DO THIS
Word for word, repeat the entries, minus the pictures.

## START DATA SUPPLIED

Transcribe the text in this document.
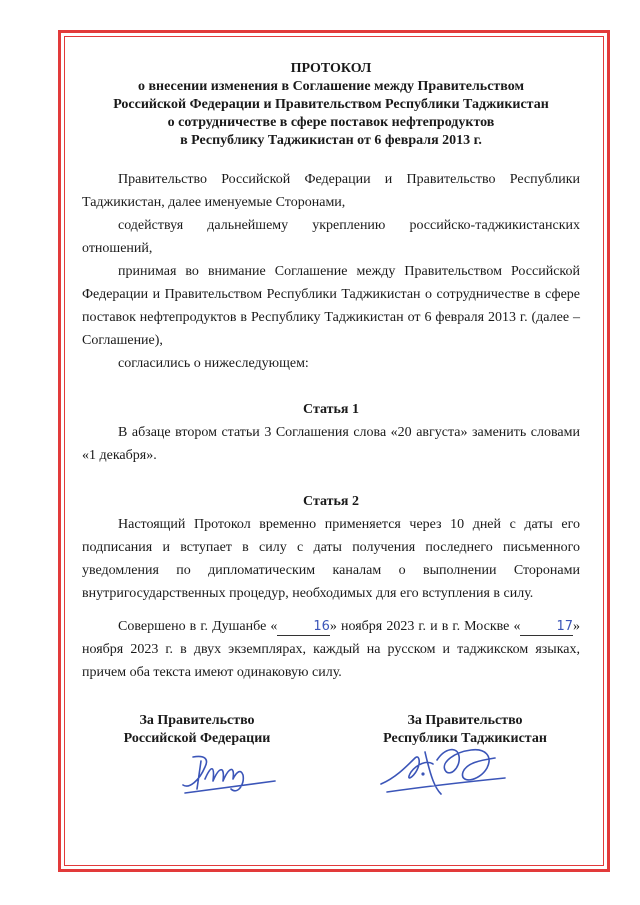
ПРОТОКОЛ
о внесении изменения в Соглашение между Правительством
Российской Федерации и Правительством Республики Таджикистан
о сотрудничестве в сфере поставок нефтепродуктов
в Республику Таджикистан от 6 февраля 2013 г.

Правительство Российской Федерации и Правительство Республики Таджикистан, далее именуемые Сторонами,

содействуя дальнейшему укреплению российско-таджикистанских отношений,

принимая во внимание Соглашение между Правительством Российской Федерации и Правительством Республики Таджикистан о сотрудничестве в сфере поставок нефтепродуктов в Республику Таджикистан от 6 февраля 2013 г. (далее – Соглашение),

согласились о нижеследующем:

Статья 1

В абзаце втором статьи 3 Соглашения слова «20 августа» заменить словами «1 декабря».

Статья 2

Настоящий Протокол временно применяется через 10 дней с даты его подписания и вступает в силу с даты получения последнего письменного уведомления по дипломатическим каналам о выполнении Сторонами внутригосударственных процедур, необходимых для его вступления в силу.

Совершено в г. Душанбе «	16» ноября 2023 г. и в г. Москве «	17» ноября 2023 г. в двух экземплярах, каждый на русском и таджикском языках, причем оба текста имеют одинаковую силу.

За Правительство
Российской Федерации
За Правительство
Республики Таджикистан
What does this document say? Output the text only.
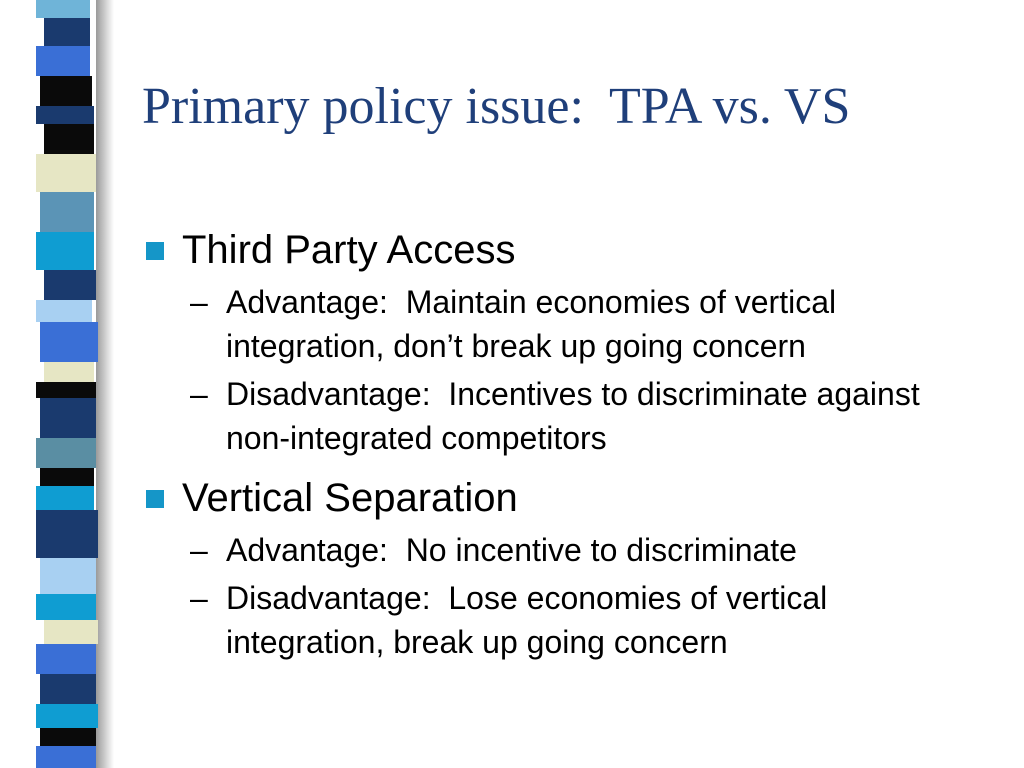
Primary policy issue:  TPA vs. VS
Third Party Access
– Advantage:  Maintain economies of vertical integration, don’t break up going concern
– Disadvantage:  Incentives to discriminate against non-integrated competitors
Vertical Separation
– Advantage:  No incentive to discriminate
– Disadvantage:  Lose economies of vertical integration, break up going concern
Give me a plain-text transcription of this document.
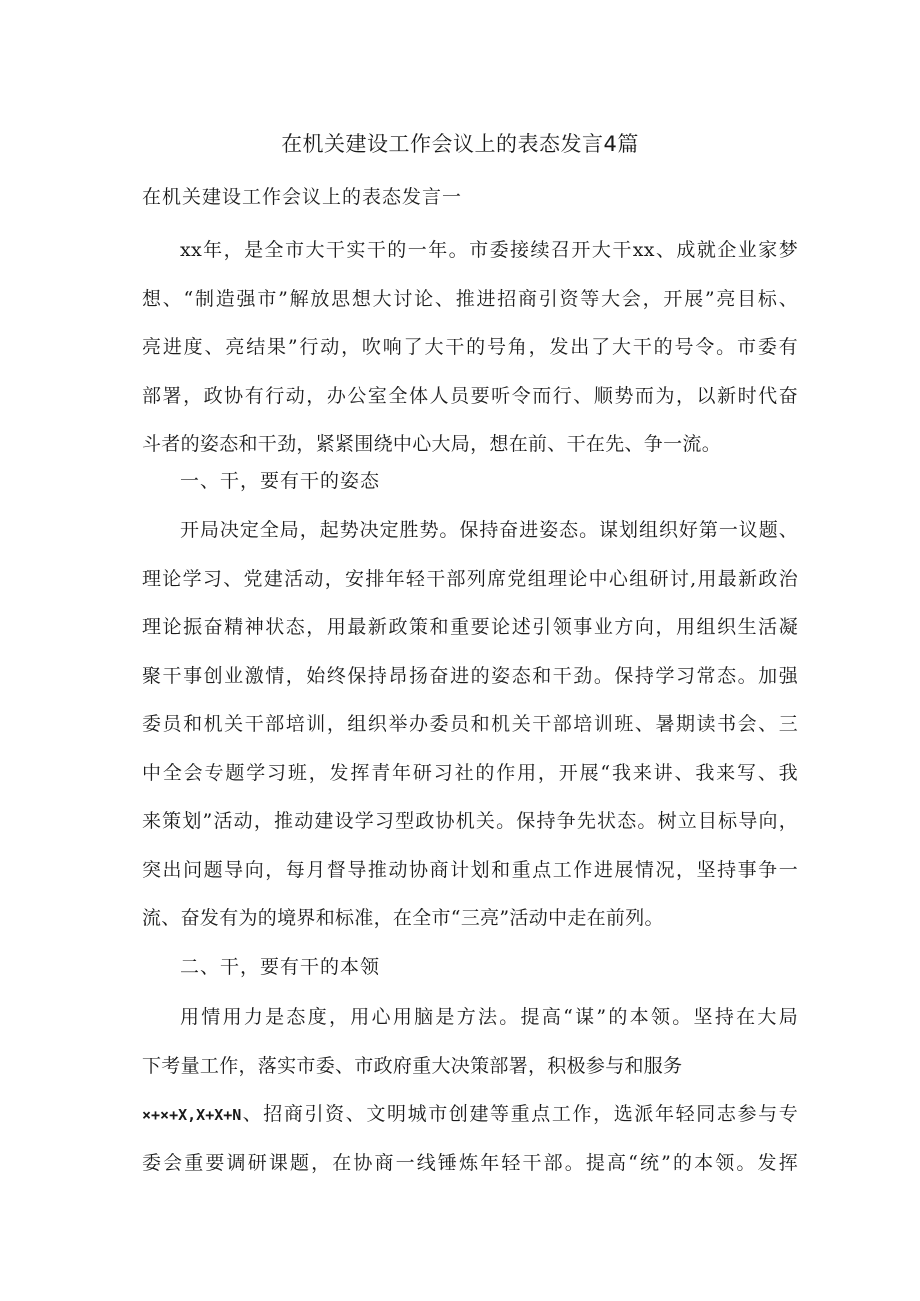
在机关建设工作会议上的表态发言4篇
在机关建设工作会议上的表态发言一
xx年，是全市大干实干的一年。市委接续召开大干xx、成就企业家梦
想、“制造强市”解放思想大讨论、推进招商引资等大会，开展”亮目标、
亮进度、亮结果”行动，吹响了大干的号角，发出了大干的号令。市委有
部署，政协有行动，办公室全体人员要听令而行、顺势而为，以新时代奋
斗者的姿态和干劲，紧紧围绕中心大局，想在前、干在先、争一流。
一、干，要有干的姿态
开局决定全局，起势决定胜势。保持奋进姿态。谋划组织好第一议题、
理论学习、党建活动，安排年轻干部列席党组理论中心组研讨,用最新政治
理论振奋精神状态，用最新政策和重要论述引领事业方向，用组织生活凝
聚干事创业激情，始终保持昂扬奋进的姿态和干劲。保持学习常态。加强
委员和机关干部培训，组织举办委员和机关干部培训班、暑期读书会、三
中全会专题学习班，发挥青年研习社的作用，开展“我来讲、我来写、我
来策划”活动，推动建设学习型政协机关。保持争先状态。树立目标导向，
突出问题导向，每月督导推动协商计划和重点工作进展情况，坚持事争一
流、奋发有为的境界和标准，在全市“三亮”活动中走在前列。
二、干，要有干的本领
用情用力是态度，用心用脑是方法。提高“谋”的本领。坚持在大局
下考量工作，落实市委、市政府重大决策部署，积极参与和服务
×+×+X,X+X+N、招商引资、文明城市创建等重点工作，选派年轻同志参与专
委会重要调研课题，在协商一线锤炼年轻干部。提高“统”的本领。发挥
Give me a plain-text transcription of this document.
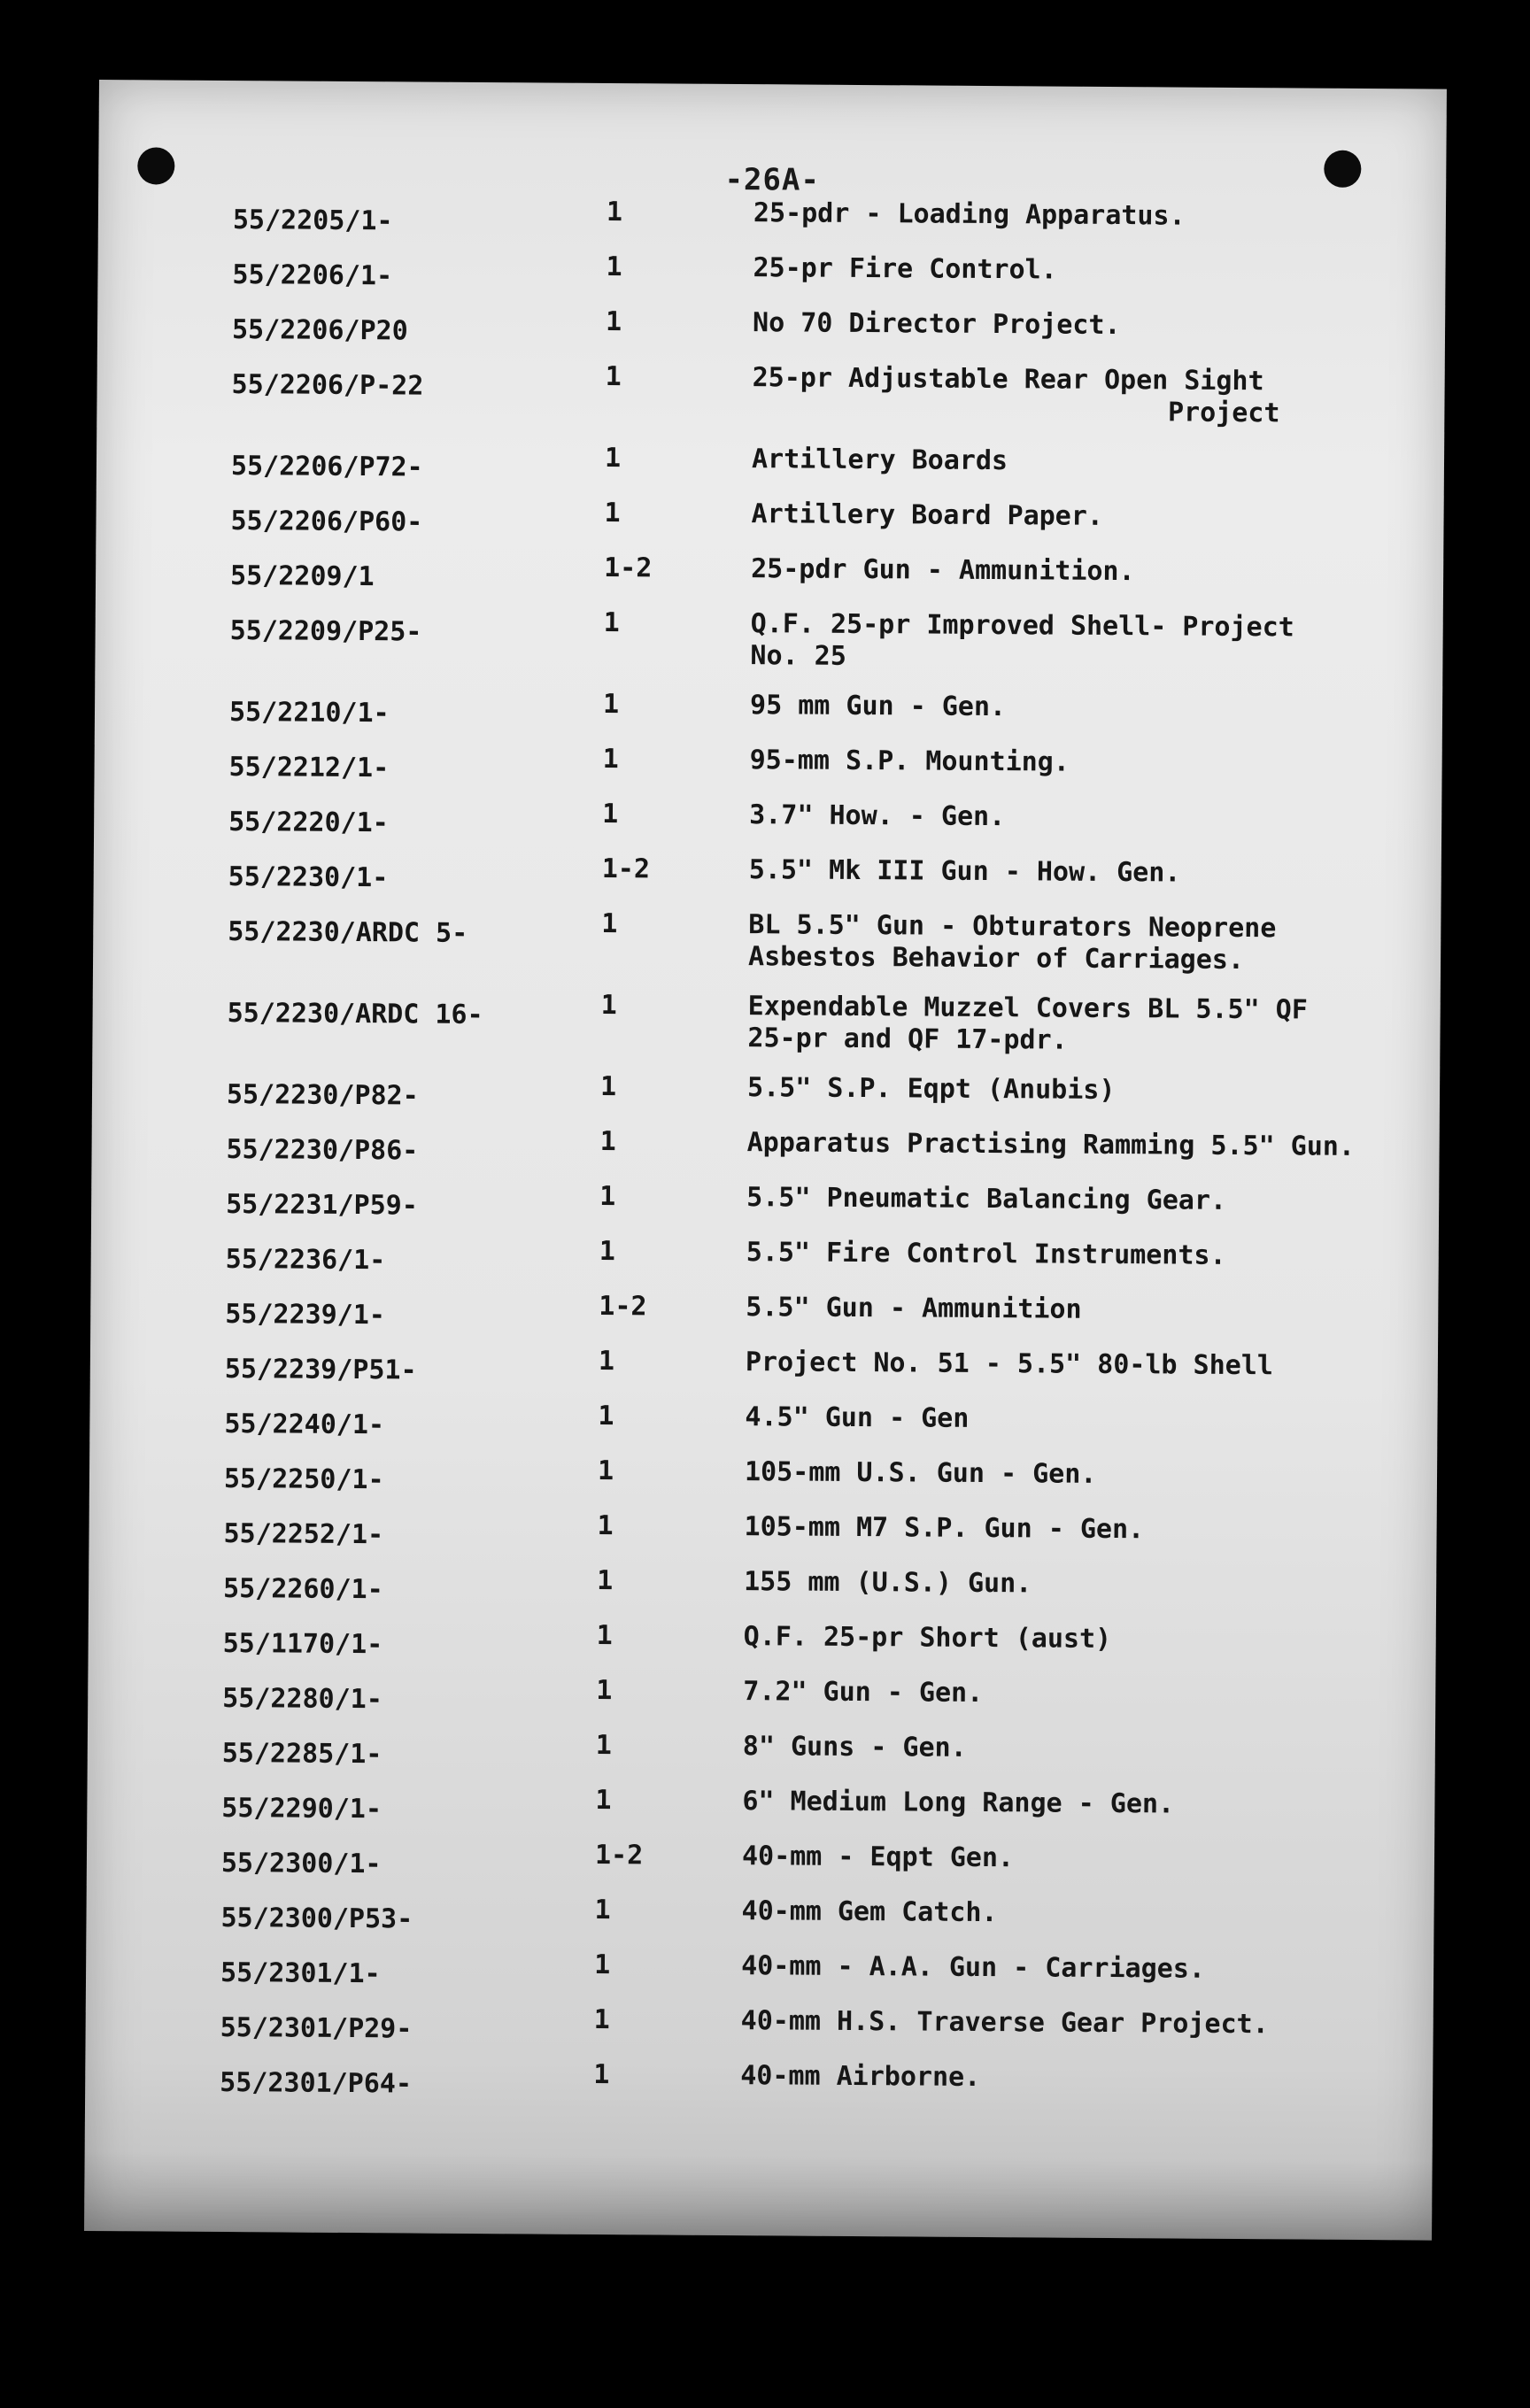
-26A-
55/2205/1-	1	25-pdr - Loading Apparatus.
55/2206/1-	1	25-pr Fire Control.
55/2206/P20	1	No 70 Director Project.
55/2206/P-22	1	25-pr Adjustable Rear Open Sight
Project
55/2206/P72-	1	Artillery Boards
55/2206/P60-	1	Artillery Board Paper.
55/2209/1	1-2	25-pdr Gun - Ammunition.
55/2209/P25-	1	Q.F. 25-pr Improved Shell- Project
No. 25
55/2210/1-	1	95 mm Gun - Gen.
55/2212/1-	1	95-mm S.P. Mounting.
55/2220/1-	1	3.7" How. - Gen.
55/2230/1-	1-2	5.5" Mk III Gun - How. Gen.
55/2230/ARDC 5-	1	BL 5.5" Gun - Obturators Neoprene
Asbestos Behavior of Carriages.
55/2230/ARDC 16-	1	Expendable Muzzel Covers BL 5.5" QF
25-pr and QF 17-pdr.
55/2230/P82-	1	5.5" S.P. Eqpt (Anubis)
55/2230/P86-	1	Apparatus Practising Ramming 5.5" Gun.
55/2231/P59-	1	5.5" Pneumatic Balancing Gear.
55/2236/1-	1	5.5" Fire Control Instruments.
55/2239/1-	1-2	5.5" Gun - Ammunition
55/2239/P51-	1	Project No. 51 - 5.5" 80-lb Shell
55/2240/1-	1	4.5" Gun - Gen
55/2250/1-	1	105-mm U.S. Gun - Gen.
55/2252/1-	1	105-mm M7 S.P. Gun - Gen.
55/2260/1-	1	155 mm (U.S.) Gun.
55/1170/1-	1	Q.F. 25-pr Short (aust)
55/2280/1-	1	7.2" Gun - Gen.
55/2285/1-	1	8" Guns - Gen.
55/2290/1-	1	6" Medium Long Range - Gen.
55/2300/1-	1-2	40-mm - Eqpt Gen.
55/2300/P53-	1	40-mm Gem Catch.
55/2301/1-	1	40-mm - A.A. Gun - Carriages.
55/2301/P29-	1	40-mm H.S. Traverse Gear Project.
55/2301/P64-	1	40-mm Airborne.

## END DATA SUPPLIED

SOLUTION
Transcribe the text in this document.
ПРОТОКОЛ
о внесении изменения в Соглашение между Правительством
Российской Федерации и Правительством Республики Таджикистан
о сотрудничестве в сфере поставок нефтепродуктов
в Республику Таджикистан от 6 февраля 2013 г.

Правительство Российской Федерации и Правительство Республики Таджикистан, далее именуемые Сторонами,

содействуя дальнейшему укреплению российско-таджикистанских отношений,

принимая во внимание Соглашение между Правительством Российской Федерации и Правительством Республики Таджикистан о сотрудничестве в сфере поставок нефтепродуктов в Республику Таджикистан от 6 февраля 2013 г. (далее – Соглашение),

согласились о нижеследующем:

Статья 1

В абзаце втором статьи 3 Соглашения слова «20 августа» заменить словами «1 декабря».

Статья 2

Настоящий Протокол временно применяется через 10 дней с даты его подписания и вступает в силу с даты получения последнего письменного уведомления по дипломатическим каналам о выполнении Сторонами внутригосударственных процедур, необходимых для его вступления в силу.

Совершено в г. Душанбе «	16» ноября 2023 г. и в г. Москве «	17» ноября 2023 г. в двух экземплярах, каждый на русском и таджикском языках, причем оба текста имеют одинаковую силу.

За Правительство
Российской Федерации
За Правительство
Республики Таджикистан
What does this document say? Output the text only.
Primary policy issue:  TPA vs. VS
Third Party Access
– Advantage:  Maintain economies of vertical integration, don’t break up going concern
– Disadvantage:  Incentives to discriminate against non-integrated competitors
Vertical Separation
– Advantage:  No incentive to discriminate
– Disadvantage:  Lose economies of vertical integration, break up going concern
Give me a plain-text transcription of this document.
在机关建设工作会议上的表态发言4篇
在机关建设工作会议上的表态发言一
xx年，是全市大干实干的一年。市委接续召开大干xx、成就企业家梦
想、“制造强市”解放思想大讨论、推进招商引资等大会，开展”亮目标、
亮进度、亮结果”行动，吹响了大干的号角，发出了大干的号令。市委有
部署，政协有行动，办公室全体人员要听令而行、顺势而为，以新时代奋
斗者的姿态和干劲，紧紧围绕中心大局，想在前、干在先、争一流。
一、干，要有干的姿态
开局决定全局，起势决定胜势。保持奋进姿态。谋划组织好第一议题、
理论学习、党建活动，安排年轻干部列席党组理论中心组研讨,用最新政治
理论振奋精神状态，用最新政策和重要论述引领事业方向，用组织生活凝
聚干事创业激情，始终保持昂扬奋进的姿态和干劲。保持学习常态。加强
委员和机关干部培训，组织举办委员和机关干部培训班、暑期读书会、三
中全会专题学习班，发挥青年研习社的作用，开展“我来讲、我来写、我
来策划”活动，推动建设学习型政协机关。保持争先状态。树立目标导向，
突出问题导向，每月督导推动协商计划和重点工作进展情况，坚持事争一
流、奋发有为的境界和标准，在全市“三亮”活动中走在前列。
二、干，要有干的本领
用情用力是态度，用心用脑是方法。提高“谋”的本领。坚持在大局
下考量工作，落实市委、市政府重大决策部署，积极参与和服务
×+×+X,X+X+N、招商引资、文明城市创建等重点工作，选派年轻同志参与专
委会重要调研课题，在协商一线锤炼年轻干部。提高“统”的本领。发挥
Give me a plain-text transcription of this document.
-26A-
55/2205/1-	1	25-pdr - Loading Apparatus.
55/2206/1-	1	25-pr Fire Control.
55/2206/P20	1	No 70 Director Project.
55/2206/P-22	1	25-pr Adjustable Rear Open Sight
Project
55/2206/P72-	1	Artillery Boards
55/2206/P60-	1	Artillery Board Paper.
55/2209/1	1-2	25-pdr Gun - Ammunition.
55/2209/P25-	1	Q.F. 25-pr Improved Shell- Project
No. 25
55/2210/1-	1	95 mm Gun - Gen.
55/2212/1-	1	95-mm S.P. Mounting.
55/2220/1-	1	3.7" How. - Gen.
55/2230/1-	1-2	5.5" Mk III Gun - How. Gen.
55/2230/ARDC 5-	1	BL 5.5" Gun - Obturators Neoprene
Asbestos Behavior of Carriages.
55/2230/ARDC 16-	1	Expendable Muzzel Covers BL 5.5" QF
25-pr and QF 17-pdr.
55/2230/P82-	1	5.5" S.P. Eqpt (Anubis)
55/2230/P86-	1	Apparatus Practising Ramming 5.5" Gun.
55/2231/P59-	1	5.5" Pneumatic Balancing Gear.
55/2236/1-	1	5.5" Fire Control Instruments.
55/2239/1-	1-2	5.5" Gun - Ammunition
55/2239/P51-	1	Project No. 51 - 5.5" 80-lb Shell
55/2240/1-	1	4.5" Gun - Gen
55/2250/1-	1	105-mm U.S. Gun - Gen.
55/2252/1-	1	105-mm M7 S.P. Gun - Gen.
55/2260/1-	1	155 mm (U.S.) Gun.
55/1170/1-	1	Q.F. 25-pr Short (aust)
55/2280/1-	1	7.2" Gun - Gen.
55/2285/1-	1	8" Guns - Gen.
55/2290/1-	1	6" Medium Long Range - Gen.
55/2300/1-	1-2	40-mm - Eqpt Gen.
55/2300/P53-	1	40-mm Gem Catch.
55/2301/1-	1	40-mm - A.A. Gun - Carriages.
55/2301/P29-	1	40-mm H.S. Traverse Gear Project.
55/2301/P64-	1	40-mm Airborne.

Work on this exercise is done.